- **Challenge**
From the entries below, copy out every line with "CERES" in it.

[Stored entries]
....

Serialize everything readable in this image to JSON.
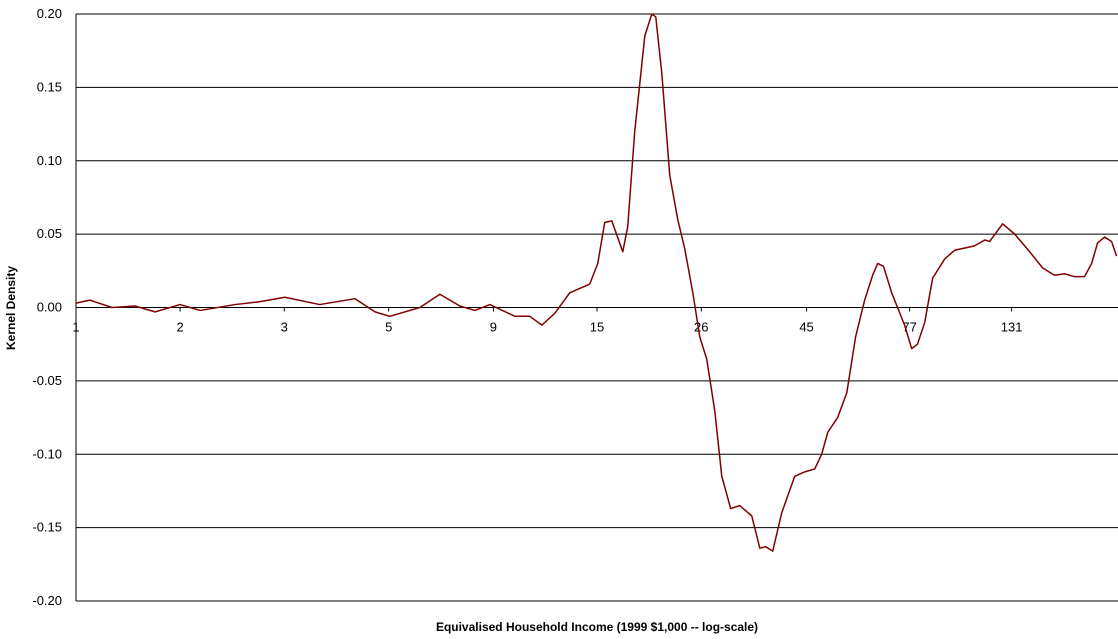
{
  "chart_data": {
    "type": "line",
    "xlabel": "Equivalised Household Income (1999 $1,000 -- log-scale)",
    "ylabel": "Kernel Density",
    "xscale": "log",
    "grid": true,
    "xlim": [
      1,
      228
    ],
    "xticks": [
      1,
      {
        "value": 1.72,
        "label": "2"
      },
      {
        "value": 2.96,
        "label": "3"
      },
      {
        "value": 5.1,
        "label": "5"
      },
      {
        "value": 8.8,
        "label": "9"
      },
      {
        "value": 15.1,
        "label": "15"
      },
      26,
      45,
      77,
      131
    ],
    "ylim": [
      -0.2,
      0.2
    ],
    "yticks": [
      {
        "value": -0.2,
        "label": "-0.20"
      },
      {
        "value": -0.15,
        "label": "-0.15"
      },
      {
        "value": -0.1,
        "label": "-0.10"
      },
      {
        "value": -0.05,
        "label": "-0.05"
      },
      {
        "value": 0,
        "label": "0.00"
      },
      {
        "value": 0.05,
        "label": "0.05"
      },
      {
        "value": 0.1,
        "label": "0.10"
      },
      {
        "value": 0.15,
        "label": "0.15"
      },
      {
        "value": 0.2,
        "label": "0.20"
      }
    ],
    "x": [
      1,
      1.076,
      1.206,
      1.36,
      1.51,
      1.72,
      1.91,
      2.29,
      2.61,
      2.97,
      3.56,
      4.28,
      4.75,
      5.13,
      6.0,
      6.66,
      7.39,
      7.99,
      8.64,
      9.84,
      10.64,
      11.33,
      12.12,
      13.1,
      14.54,
      15.16,
      15.72,
      16.31,
      17.27,
      17.72,
      18.38,
      19.37,
      20.09,
      20.51,
      21.16,
      22.06,
      23.0,
      23.85,
      24.88,
      25.79,
      26.74,
      27.88,
      28.93,
      30.3,
      31.75,
      33.82,
      35.27,
      36.38,
      37.72,
      39.53,
      42.3,
      44.6,
      46.96,
      48.68,
      50.26,
      52.9,
      55.5,
      58.1,
      60.9,
      63.5,
      65.2,
      67.2,
      70.1,
      75.0,
      77.8,
      80.2,
      83.3,
      86.8,
      92.4,
      97.3,
      108.0,
      113.8,
      116.8,
      125.0,
      133.1,
      143.9,
      153.9,
      163.8,
      172.6,
      181.8,
      191.5,
      198.7,
      205.0,
      212.6,
      220.5,
      226.3
    ],
    "series": [
      {
        "color": "#800000",
        "values": [
          0.003,
          0.005,
          0.0,
          0.001,
          -0.003,
          0.002,
          -0.002,
          0.002,
          0.004,
          0.007,
          0.002,
          0.006,
          -0.003,
          -0.006,
          0.0,
          0.009,
          0.001,
          -0.002,
          0.002,
          -0.006,
          -0.006,
          -0.012,
          -0.004,
          0.01,
          0.016,
          0.03,
          0.058,
          0.059,
          0.038,
          0.055,
          0.12,
          0.185,
          0.2,
          0.198,
          0.16,
          0.09,
          0.06,
          0.04,
          0.01,
          -0.02,
          -0.035,
          -0.07,
          -0.115,
          -0.137,
          -0.135,
          -0.142,
          -0.164,
          -0.163,
          -0.166,
          -0.14,
          -0.115,
          -0.112,
          -0.11,
          -0.1,
          -0.085,
          -0.075,
          -0.058,
          -0.02,
          0.005,
          0.022,
          0.03,
          0.028,
          0.01,
          -0.012,
          -0.028,
          -0.025,
          -0.01,
          0.02,
          0.033,
          0.039,
          0.042,
          0.046,
          0.045,
          0.057,
          0.05,
          0.038,
          0.027,
          0.022,
          0.023,
          0.021,
          0.021,
          0.03,
          0.044,
          0.048,
          0.045,
          0.035
        ]
      }
    ]
  }
}
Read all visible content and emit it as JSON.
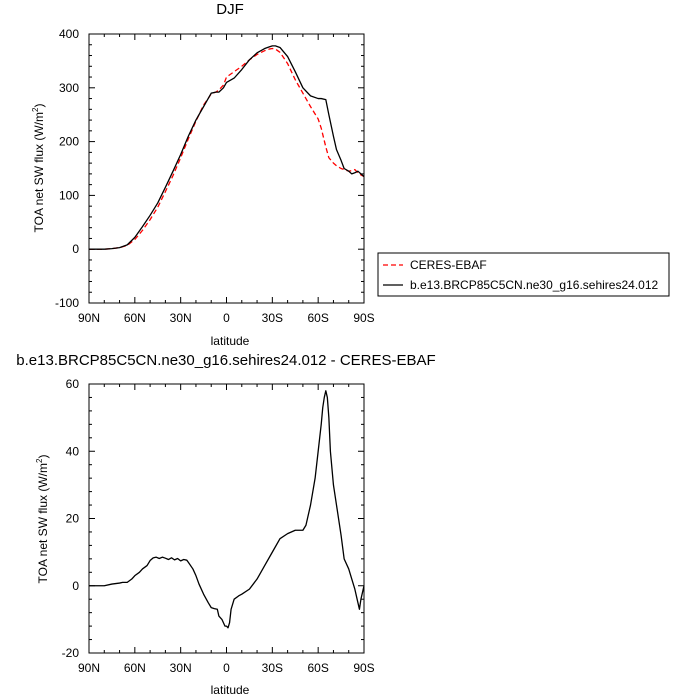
{
  "chart_data": [
    {
      "type": "line",
      "title": "DJF",
      "xlabel": "latitude",
      "ylabel": "TOA net SW flux (W/m",
      "ylabel_sup": "2",
      "ylabel_end": ")",
      "xlim": [
        -90,
        90
      ],
      "ylim": [
        -100,
        400
      ],
      "xticks": [
        {
          "value": -90,
          "label": "90N"
        },
        {
          "value": -60,
          "label": "60N"
        },
        {
          "value": -30,
          "label": "30N"
        },
        {
          "value": 0,
          "label": "0"
        },
        {
          "value": 30,
          "label": "30S"
        },
        {
          "value": 60,
          "label": "60S"
        },
        {
          "value": 90,
          "label": "90S"
        }
      ],
      "yticks": [
        {
          "value": -100,
          "label": "-100"
        },
        {
          "value": 0,
          "label": "0"
        },
        {
          "value": 100,
          "label": "100"
        },
        {
          "value": 200,
          "label": "200"
        },
        {
          "value": 300,
          "label": "300"
        },
        {
          "value": 400,
          "label": "400"
        }
      ],
      "legend": {
        "placement": "right"
      },
      "series": [
        {
          "name": "CERES-EBAF",
          "color": "#ff0000",
          "dash": true,
          "x": [
            -90,
            -80,
            -75,
            -70,
            -65,
            -60,
            -55,
            -50,
            -45,
            -40,
            -35,
            -30,
            -25,
            -20,
            -15,
            -12,
            -10,
            -7,
            -5,
            -2,
            0,
            5,
            10,
            15,
            20,
            25,
            28,
            30,
            32,
            35,
            40,
            45,
            50,
            55,
            60,
            62,
            65,
            67,
            70,
            72,
            75,
            77,
            80,
            82,
            84,
            86,
            88,
            90
          ],
          "y": [
            0,
            0,
            1,
            3,
            7,
            18,
            35,
            55,
            78,
            107,
            137,
            170,
            205,
            238,
            268,
            280,
            289,
            292,
            296,
            305,
            320,
            330,
            340,
            352,
            362,
            369,
            372,
            373,
            372,
            366,
            345,
            315,
            290,
            265,
            242,
            225,
            190,
            170,
            160,
            155,
            150,
            148,
            145,
            146,
            148,
            142,
            138,
            135
          ]
        },
        {
          "name": "b.e13.BRCP85C5CN.ne30_g16.sehires24.012",
          "color": "#000000",
          "dash": false,
          "x": [
            -90,
            -80,
            -75,
            -70,
            -65,
            -60,
            -55,
            -50,
            -45,
            -40,
            -35,
            -30,
            -25,
            -20,
            -15,
            -12,
            -10,
            -7,
            -5,
            -2,
            0,
            5,
            10,
            15,
            20,
            25,
            28,
            30,
            32,
            35,
            40,
            45,
            50,
            55,
            60,
            62,
            65,
            67,
            70,
            72,
            75,
            77,
            80,
            82,
            84,
            86,
            88,
            90
          ],
          "y": [
            0,
            0,
            1,
            3,
            8,
            22,
            42,
            63,
            86,
            115,
            145,
            176,
            210,
            240,
            265,
            280,
            290,
            292,
            292,
            300,
            310,
            318,
            334,
            352,
            365,
            373,
            376,
            378,
            378,
            375,
            358,
            330,
            300,
            285,
            280,
            280,
            278,
            250,
            210,
            185,
            165,
            150,
            145,
            140,
            142,
            145,
            140,
            135
          ]
        }
      ]
    },
    {
      "type": "line",
      "title": "b.e13.BRCP85C5CN.ne30_g16.sehires24.012 - CERES-EBAF",
      "xlabel": "latitude",
      "ylabel": "TOA net SW flux (W/m",
      "ylabel_sup": "2",
      "ylabel_end": ")",
      "xlim": [
        -90,
        90
      ],
      "ylim": [
        -20,
        60
      ],
      "xticks": [
        {
          "value": -90,
          "label": "90N"
        },
        {
          "value": -60,
          "label": "60N"
        },
        {
          "value": -30,
          "label": "30N"
        },
        {
          "value": 0,
          "label": "0"
        },
        {
          "value": 30,
          "label": "30S"
        },
        {
          "value": 60,
          "label": "60S"
        },
        {
          "value": 90,
          "label": "90S"
        }
      ],
      "yticks": [
        {
          "value": -20,
          "label": "-20"
        },
        {
          "value": 0,
          "label": "0"
        },
        {
          "value": 20,
          "label": "20"
        },
        {
          "value": 40,
          "label": "40"
        },
        {
          "value": 60,
          "label": "60"
        }
      ],
      "series": [
        {
          "color": "#000000",
          "dash": false,
          "x": [
            -90,
            -80,
            -75,
            -70,
            -68,
            -65,
            -62,
            -60,
            -57,
            -55,
            -52,
            -50,
            -48,
            -46,
            -44,
            -42,
            -40,
            -38,
            -36,
            -34,
            -32,
            -30,
            -28,
            -26,
            -25,
            -22,
            -20,
            -18,
            -15,
            -12,
            -10,
            -8,
            -6,
            -5,
            -3,
            -2,
            -1,
            0,
            1,
            2,
            3,
            5,
            8,
            10,
            15,
            20,
            25,
            30,
            35,
            40,
            45,
            50,
            52,
            55,
            58,
            60,
            62,
            63,
            64,
            65,
            66,
            67,
            68,
            70,
            72,
            75,
            77,
            80,
            82,
            84,
            86,
            87,
            88,
            90
          ],
          "y": [
            0,
            0,
            0.5,
            0.8,
            1,
            1,
            2,
            3,
            4,
            5,
            6,
            7.5,
            8.3,
            8.5,
            8.1,
            8.5,
            8.2,
            7.8,
            8.3,
            7.7,
            8.1,
            7.4,
            7.8,
            7.6,
            7,
            5,
            3,
            0.5,
            -2.5,
            -5,
            -6.5,
            -6.8,
            -7,
            -9,
            -10,
            -11,
            -12,
            -12,
            -12.5,
            -11,
            -7,
            -4,
            -3,
            -2.5,
            -1,
            2,
            6,
            10,
            14,
            15.5,
            16.5,
            16.5,
            18,
            24,
            32,
            40,
            48,
            53,
            56,
            58,
            56,
            50,
            40,
            30,
            24,
            15,
            8,
            5,
            2,
            -1,
            -5,
            -7,
            -4,
            0
          ]
        }
      ]
    }
  ]
}
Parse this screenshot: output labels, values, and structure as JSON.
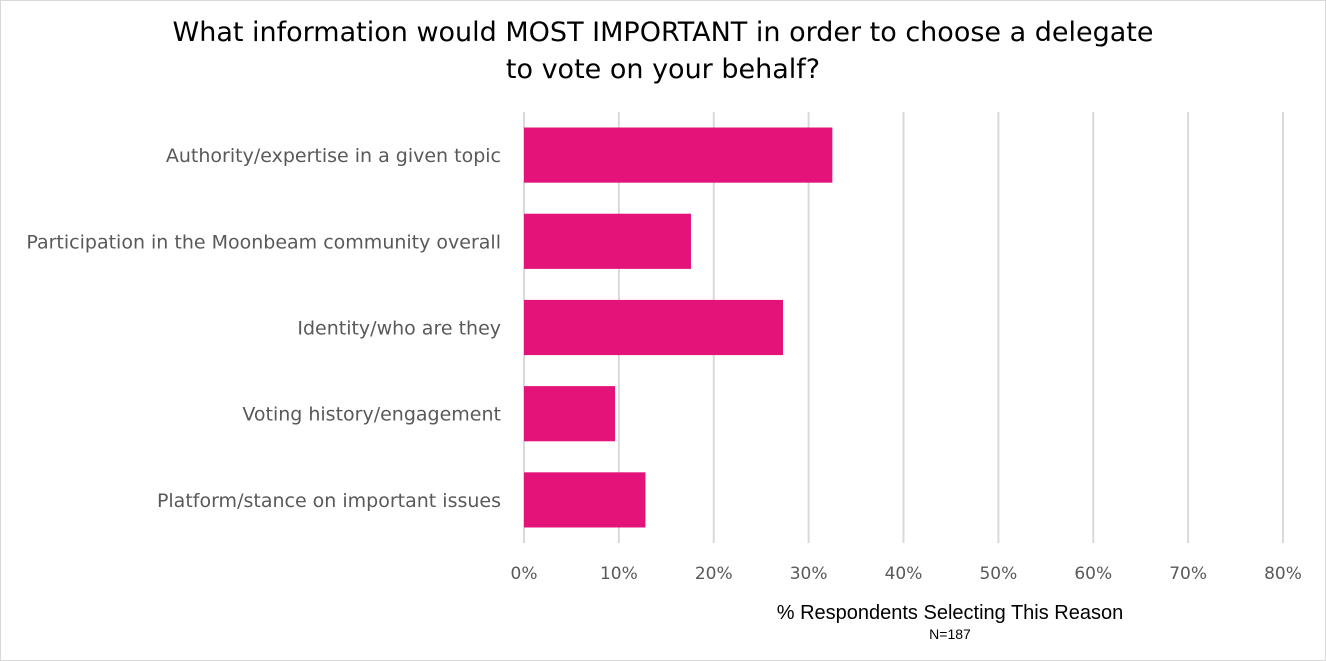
{
  "chart_data": {
    "type": "bar",
    "orientation": "horizontal",
    "title_lines": [
      "What information would MOST IMPORTANT in order to choose a delegate",
      "to vote on your behalf?"
    ],
    "categories": [
      "Authority/expertise in a given topic",
      "Participation in the Moonbeam community overall",
      "Identity/who are they",
      "Voting history/engagement",
      "Platform/stance on important issues"
    ],
    "series": [
      {
        "values": [
          0.325,
          0.176,
          0.273,
          0.096,
          0.128
        ]
      }
    ],
    "xlim": [
      0,
      0.8
    ],
    "xticks": [
      0,
      0.1,
      0.2,
      0.3,
      0.4,
      0.5,
      0.6,
      0.7,
      0.8
    ],
    "xtick_labels": [
      "0%",
      "10%",
      "20%",
      "30%",
      "40%",
      "50%",
      "60%",
      "70%",
      "80%"
    ],
    "xlabel": "% Respondents Selecting This Reason",
    "note": "N=187",
    "grid": "vertical",
    "legend": "none",
    "bar_color": "#e3137a",
    "grid_color": "#d9d9d9",
    "tick_label_color": "#595959"
  }
}
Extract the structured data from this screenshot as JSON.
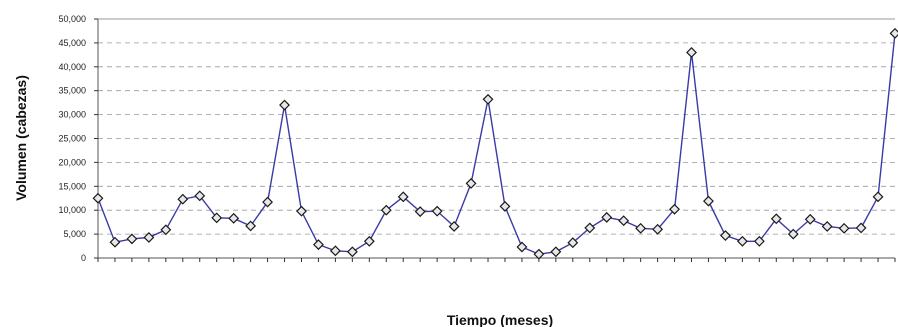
{
  "chart_data": {
    "type": "line",
    "title": "",
    "xlabel": "Tiempo (meses)",
    "ylabel": "Volumen (cabezas)",
    "ylim": [
      0,
      50000
    ],
    "yticks": [
      "0",
      "5,000",
      "10,000",
      "15,000",
      "20,000",
      "25,000",
      "30,000",
      "35,000",
      "40,000",
      "45,000",
      "50,000"
    ],
    "grid": true,
    "legend": "none",
    "line_color": "#3a3aa8",
    "marker": "diamond",
    "series": [
      {
        "values": [
          12500,
          3300,
          4000,
          4300,
          5900,
          12300,
          13000,
          8400,
          8300,
          6700,
          11700,
          32000,
          9800,
          2800,
          1500,
          1300,
          3500,
          10000,
          12800,
          9700,
          9800,
          6600,
          15600,
          33200,
          10800,
          2300,
          800,
          1300,
          3200,
          6300,
          8500,
          7800,
          6200,
          6000,
          10200,
          43000,
          11900,
          4700,
          3500,
          3500,
          8200,
          5000,
          8100,
          6600,
          6200,
          6300,
          12800,
          47000
        ]
      }
    ]
  }
}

....

- **Output for this task**
          "name": "CERES-EBAF",
      "title": "b.e13.BRCP85C5CN.ne30_g16.sehires24.012 - CERES-EBAF",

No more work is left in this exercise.